* [Exercise requirements]: Retype each entry below, keeping every character the same.

* [Data provided]:
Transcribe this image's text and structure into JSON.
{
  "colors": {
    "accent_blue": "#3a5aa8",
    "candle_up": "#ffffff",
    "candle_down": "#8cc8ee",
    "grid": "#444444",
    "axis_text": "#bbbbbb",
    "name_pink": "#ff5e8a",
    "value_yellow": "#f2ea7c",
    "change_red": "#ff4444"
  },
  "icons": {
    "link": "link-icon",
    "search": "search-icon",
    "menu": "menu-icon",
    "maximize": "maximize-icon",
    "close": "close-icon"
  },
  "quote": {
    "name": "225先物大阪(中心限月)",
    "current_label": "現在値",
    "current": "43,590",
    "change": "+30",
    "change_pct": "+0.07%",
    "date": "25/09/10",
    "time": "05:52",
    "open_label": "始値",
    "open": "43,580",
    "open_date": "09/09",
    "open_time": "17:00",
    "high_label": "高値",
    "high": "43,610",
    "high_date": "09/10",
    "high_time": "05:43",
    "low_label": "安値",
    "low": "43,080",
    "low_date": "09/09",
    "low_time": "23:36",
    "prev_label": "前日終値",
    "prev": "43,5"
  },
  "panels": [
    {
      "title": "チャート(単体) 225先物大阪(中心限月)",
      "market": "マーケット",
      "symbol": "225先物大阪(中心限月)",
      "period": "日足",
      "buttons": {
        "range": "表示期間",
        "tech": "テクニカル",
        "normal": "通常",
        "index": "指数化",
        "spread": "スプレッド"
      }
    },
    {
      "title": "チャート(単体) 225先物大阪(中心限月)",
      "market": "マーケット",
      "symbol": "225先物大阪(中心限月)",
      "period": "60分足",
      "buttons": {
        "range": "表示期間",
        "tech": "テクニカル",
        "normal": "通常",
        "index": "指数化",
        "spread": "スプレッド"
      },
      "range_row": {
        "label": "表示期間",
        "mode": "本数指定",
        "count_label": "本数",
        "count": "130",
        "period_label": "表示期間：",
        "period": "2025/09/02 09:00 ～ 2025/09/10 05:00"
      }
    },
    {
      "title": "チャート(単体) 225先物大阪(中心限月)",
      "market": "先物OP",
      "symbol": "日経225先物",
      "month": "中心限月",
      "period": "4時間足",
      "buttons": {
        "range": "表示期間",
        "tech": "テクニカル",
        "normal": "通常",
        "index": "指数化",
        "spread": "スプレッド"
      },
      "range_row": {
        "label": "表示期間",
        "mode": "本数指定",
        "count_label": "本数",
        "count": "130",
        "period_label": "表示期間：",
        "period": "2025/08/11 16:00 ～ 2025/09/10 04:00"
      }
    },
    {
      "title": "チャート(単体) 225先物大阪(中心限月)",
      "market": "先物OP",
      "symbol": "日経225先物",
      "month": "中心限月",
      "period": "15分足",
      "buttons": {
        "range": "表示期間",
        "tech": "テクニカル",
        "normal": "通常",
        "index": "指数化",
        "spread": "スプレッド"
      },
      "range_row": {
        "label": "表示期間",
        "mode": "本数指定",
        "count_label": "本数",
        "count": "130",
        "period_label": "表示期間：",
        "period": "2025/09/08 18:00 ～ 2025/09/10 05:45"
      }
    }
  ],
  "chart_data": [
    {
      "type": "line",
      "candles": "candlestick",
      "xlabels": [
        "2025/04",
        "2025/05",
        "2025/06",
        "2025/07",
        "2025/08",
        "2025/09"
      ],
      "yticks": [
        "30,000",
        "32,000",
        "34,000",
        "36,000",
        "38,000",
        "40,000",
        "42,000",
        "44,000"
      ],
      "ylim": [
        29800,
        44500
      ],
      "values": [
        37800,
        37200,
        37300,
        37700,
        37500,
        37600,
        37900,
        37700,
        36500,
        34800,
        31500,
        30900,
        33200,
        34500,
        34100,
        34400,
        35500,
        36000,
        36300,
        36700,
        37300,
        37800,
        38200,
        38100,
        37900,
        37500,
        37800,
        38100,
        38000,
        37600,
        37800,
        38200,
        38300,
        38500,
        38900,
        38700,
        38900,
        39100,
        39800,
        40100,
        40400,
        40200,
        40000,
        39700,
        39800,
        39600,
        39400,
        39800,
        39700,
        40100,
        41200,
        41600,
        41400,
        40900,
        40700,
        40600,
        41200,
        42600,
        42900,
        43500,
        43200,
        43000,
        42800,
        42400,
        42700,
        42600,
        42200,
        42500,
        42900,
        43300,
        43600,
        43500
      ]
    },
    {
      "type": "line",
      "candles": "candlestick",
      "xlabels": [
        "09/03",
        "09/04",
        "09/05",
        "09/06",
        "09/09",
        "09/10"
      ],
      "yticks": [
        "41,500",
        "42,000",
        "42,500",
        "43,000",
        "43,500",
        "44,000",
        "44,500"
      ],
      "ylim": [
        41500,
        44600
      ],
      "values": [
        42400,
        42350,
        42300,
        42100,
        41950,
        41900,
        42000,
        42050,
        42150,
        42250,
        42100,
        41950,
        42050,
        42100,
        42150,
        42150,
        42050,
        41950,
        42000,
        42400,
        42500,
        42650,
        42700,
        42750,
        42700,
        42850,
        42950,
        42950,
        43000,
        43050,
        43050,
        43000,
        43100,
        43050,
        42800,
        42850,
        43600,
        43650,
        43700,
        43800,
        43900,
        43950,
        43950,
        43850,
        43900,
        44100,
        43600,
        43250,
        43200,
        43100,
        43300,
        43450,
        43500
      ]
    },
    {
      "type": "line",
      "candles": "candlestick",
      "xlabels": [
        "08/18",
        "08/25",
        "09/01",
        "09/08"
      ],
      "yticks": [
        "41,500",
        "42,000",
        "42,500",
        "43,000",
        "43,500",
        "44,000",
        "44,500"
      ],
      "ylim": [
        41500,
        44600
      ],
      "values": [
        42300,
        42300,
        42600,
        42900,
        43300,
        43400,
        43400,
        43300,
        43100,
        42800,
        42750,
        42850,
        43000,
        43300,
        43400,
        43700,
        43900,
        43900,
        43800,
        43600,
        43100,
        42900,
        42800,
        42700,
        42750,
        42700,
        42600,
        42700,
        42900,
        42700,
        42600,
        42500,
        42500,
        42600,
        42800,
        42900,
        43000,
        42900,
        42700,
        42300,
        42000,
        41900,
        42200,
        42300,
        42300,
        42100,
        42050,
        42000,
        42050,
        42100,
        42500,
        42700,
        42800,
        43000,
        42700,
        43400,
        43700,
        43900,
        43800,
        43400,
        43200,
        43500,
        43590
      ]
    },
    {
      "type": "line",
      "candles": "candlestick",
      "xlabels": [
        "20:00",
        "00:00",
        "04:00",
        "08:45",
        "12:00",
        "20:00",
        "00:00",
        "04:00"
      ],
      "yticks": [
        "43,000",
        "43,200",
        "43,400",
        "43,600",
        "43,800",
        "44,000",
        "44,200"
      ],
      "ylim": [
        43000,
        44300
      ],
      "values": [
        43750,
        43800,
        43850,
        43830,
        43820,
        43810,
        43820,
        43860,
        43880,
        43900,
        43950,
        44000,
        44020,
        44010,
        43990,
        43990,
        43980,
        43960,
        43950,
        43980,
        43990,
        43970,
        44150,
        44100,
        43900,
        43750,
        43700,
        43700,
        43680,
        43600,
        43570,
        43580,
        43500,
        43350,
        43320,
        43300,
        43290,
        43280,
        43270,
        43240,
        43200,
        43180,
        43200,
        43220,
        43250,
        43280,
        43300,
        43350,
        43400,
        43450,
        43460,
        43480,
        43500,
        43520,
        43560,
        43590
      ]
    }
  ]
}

* [Finished task]:
Transcribe this image's text and structure into JSON.
{
  "colors": {
    "accent_blue": "#3a5aa8",
    "candle_up": "#ffffff",
    "candle_down": "#8cc8ee",
    "grid": "#444444",
    "axis_text": "#bbbbbb",
    "name_pink": "#ff5e8a",
    "value_yellow": "#f2ea7c",
    "change_red": "#ff4444"
  },
  "icons": {
    "link": "link-icon",
    "search": "search-icon",
    "menu": "menu-icon",
    "maximize": "maximize-icon",
    "close": "close-icon"
  },
  "quote": {
    "name": "225先物大阪(中心限月)",
    "current_label": "現在値",
    "current": "43,590",
    "change": "+30",
    "change_pct": "+0.07%",
    "date": "25/09/10",
    "time": "05:52",
    "open_label": "始値",
    "open": "43,580",
    "open_date": "09/09",
    "open_time": "17:00",
    "high_label": "高値",
    "high": "43,610",
    "high_date": "09/10",
    "high_time": "05:43",
    "low_label": "安値",
    "low": "43,080",
    "low_date": "09/09",
    "low_time": "23:36",
    "prev_label": "前日終値",
    "prev": "43,5"
  },
  "panels": [
    {
      "title": "チャート(単体) 225先物大阪(中心限月)",
      "market": "マーケット",
      "symbol": "225先物大阪(中心限月)",
      "period": "日足",
      "buttons": {
        "range": "表示期間",
        "tech": "テクニカル",
        "normal": "通常",
        "index": "指数化",
        "spread": "スプレッド"
      }
    },
    {
      "title": "チャート(単体) 225先物大阪(中心限月)",
      "market": "マーケット",
      "symbol": "225先物大阪(中心限月)",
      "period": "60分足",
      "buttons": {
        "range": "表示期間",
        "tech": "テクニカル",
        "normal": "通常",
        "index": "指数化",
        "spread": "スプレッド"
      },
      "range_row": {
        "label": "表示期間",
        "mode": "本数指定",
        "count_label": "本数",
        "count": "130",
        "period_label": "表示期間：",
        "period": "2025/09/02 09:00 ～ 2025/09/10 05:00"
      }
    },
    {
      "title": "チャート(単体) 225先物大阪(中心限月)",
      "market": "先物OP",
      "symbol": "日経225先物",
      "month": "中心限月",
      "period": "4時間足",
      "buttons": {
        "range": "表示期間",
        "tech": "テクニカル",
        "normal": "通常",
        "index": "指数化",
        "spread": "スプレッド"
      },
      "range_row": {
        "label": "表示期間",
        "mode": "本数指定",
        "count_label": "本数",
        "count": "130",
        "period_label": "表示期間：",
        "period": "2025/08/11 16:00 ～ 2025/09/10 04:00"
      }
    },
    {
      "title": "チャート(単体) 225先物大阪(中心限月)",
      "market": "先物OP",
      "symbol": "日経225先物",
      "month": "中心限月",
      "period": "15分足",
      "buttons": {
        "range": "表示期間",
        "tech": "テクニカル",
        "normal": "通常",
        "index": "指数化",
        "spread": "スプレッド"
      },
      "range_row": {
        "label": "表示期間",
        "mode": "本数指定",
        "count_label": "本数",
        "count": "130",
        "period_label": "表示期間：",
        "period": "2025/09/08 18:00 ～ 2025/09/10 05:45"
      }
    }
  ],
  "chart_data": [
    {
      "type": "line",
      "candles": "candlestick",
      "xlabels": [
        "2025/04",
        "2025/05",
        "2025/06",
        "2025/07",
        "2025/08",
        "2025/09"
      ],
      "yticks": [
        "30,000",
        "32,000",
        "34,000",
        "36,000",
        "38,000",
        "40,000",
        "42,000",
        "44,000"
      ],
      "ylim": [
        29800,
        44500
      ],
      "values": [
        37800,
        37200,
        37300,
        37700,
        37500,
        37600,
        37900,
        37700,
        36500,
        34800,
        31500,
        30900,
        33200,
        34500,
        34100,
        34400,
        35500,
        36000,
        36300,
        36700,
        37300,
        37800,
        38200,
        38100,
        37900,
        37500,
        37800,
        38100,
        38000,
        37600,
        37800,
        38200,
        38300,
        38500,
        38900,
        38700,
        38900,
        39100,
        39800,
        40100,
        40400,
        40200,
        40000,
        39700,
        39800,
        39600,
        39400,
        39800,
        39700,
        40100,
        41200,
        41600,
        41400,
        40900,
        40700,
        40600,
        41200,
        42600,
        42900,
        43500,
        43200,
        43000,
        42800,
        42400,
        42700,
        42600,
        42200,
        42500,
        42900,
        43300,
        43600,
        43500
      ]
    },
    {
      "type": "line",
      "candles": "candlestick",
      "xlabels": [
        "09/03",
        "09/04",
        "09/05",
        "09/06",
        "09/09",
        "09/10"
      ],
      "yticks": [
        "41,500",
        "42,000",
        "42,500",
        "43,000",
        "43,500",
        "44,000",
        "44,500"
      ],
      "ylim": [
        41500,
        44600
      ],
      "values": [
        42400,
        42350,
        42300,
        42100,
        41950,
        41900,
        42000,
        42050,
        42150,
        42250,
        42100,
        41950,
        42050,
        42100,
        42150,
        42150,
        42050,
        41950,
        42000,
        42400,
        42500,
        42650,
        42700,
        42750,
        42700,
        42850,
        42950,
        42950,
        43000,
        43050,
        43050,
        43000,
        43100,
        43050,
        42800,
        42850,
        43600,
        43650,
        43700,
        43800,
        43900,
        43950,
        43950,
        43850,
        43900,
        44100,
        43600,
        43250,
        43200,
        43100,
        43300,
        43450,
        43500
      ]
    },
    {
      "type": "line",
      "candles": "candlestick",
      "xlabels": [
        "08/18",
        "08/25",
        "09/01",
        "09/08"
      ],
      "yticks": [
        "41,500",
        "42,000",
        "42,500",
        "43,000",
        "43,500",
        "44,000",
        "44,500"
      ],
      "ylim": [
        41500,
        44600
      ],
      "values": [
        42300,
        42300,
        42600,
        42900,
        43300,
        43400,
        43400,
        43300,
        43100,
        42800,
        42750,
        42850,
        43000,
        43300,
        43400,
        43700,
        43900,
        43900,
        43800,
        43600,
        43100,
        42900,
        42800,
        42700,
        42750,
        42700,
        42600,
        42700,
        42900,
        42700,
        42600,
        42500,
        42500,
        42600,
        42800,
        42900,
        43000,
        42900,
        42700,
        42300,
        42000,
        41900,
        42200,
        42300,
        42300,
        42100,
        42050,
        42000,
        42050,
        42100,
        42500,
        42700,
        42800,
        43000,
        42700,
        43400,
        43700,
        43900,
        43800,
        43400,
        43200,
        43500,
        43590
      ]
    },
    {
      "type": "line",
      "candles": "candlestick",
      "xlabels": [
        "20:00",
        "00:00",
        "04:00",
        "08:45",
        "12:00",
        "20:00",
        "00:00",
        "04:00"
      ],
      "yticks": [
        "43,000",
        "43,200",
        "43,400",
        "43,600",
        "43,800",
        "44,000",
        "44,200"
      ],
      "ylim": [
        43000,
        44300
      ],
      "values": [
        43750,
        43800,
        43850,
        43830,
        43820,
        43810,
        43820,
        43860,
        43880,
        43900,
        43950,
        44000,
        44020,
        44010,
        43990,
        43990,
        43980,
        43960,
        43950,
        43980,
        43990,
        43970,
        44150,
        44100,
        43900,
        43750,
        43700,
        43700,
        43680,
        43600,
        43570,
        43580,
        43500,
        43350,
        43320,
        43300,
        43290,
        43280,
        43270,
        43240,
        43200,
        43180,
        43200,
        43220,
        43250,
        43280,
        43300,
        43350,
        43400,
        43450,
        43460,
        43480,
        43500,
        43520,
        43560,
        43590
      ]
    }
  ]
}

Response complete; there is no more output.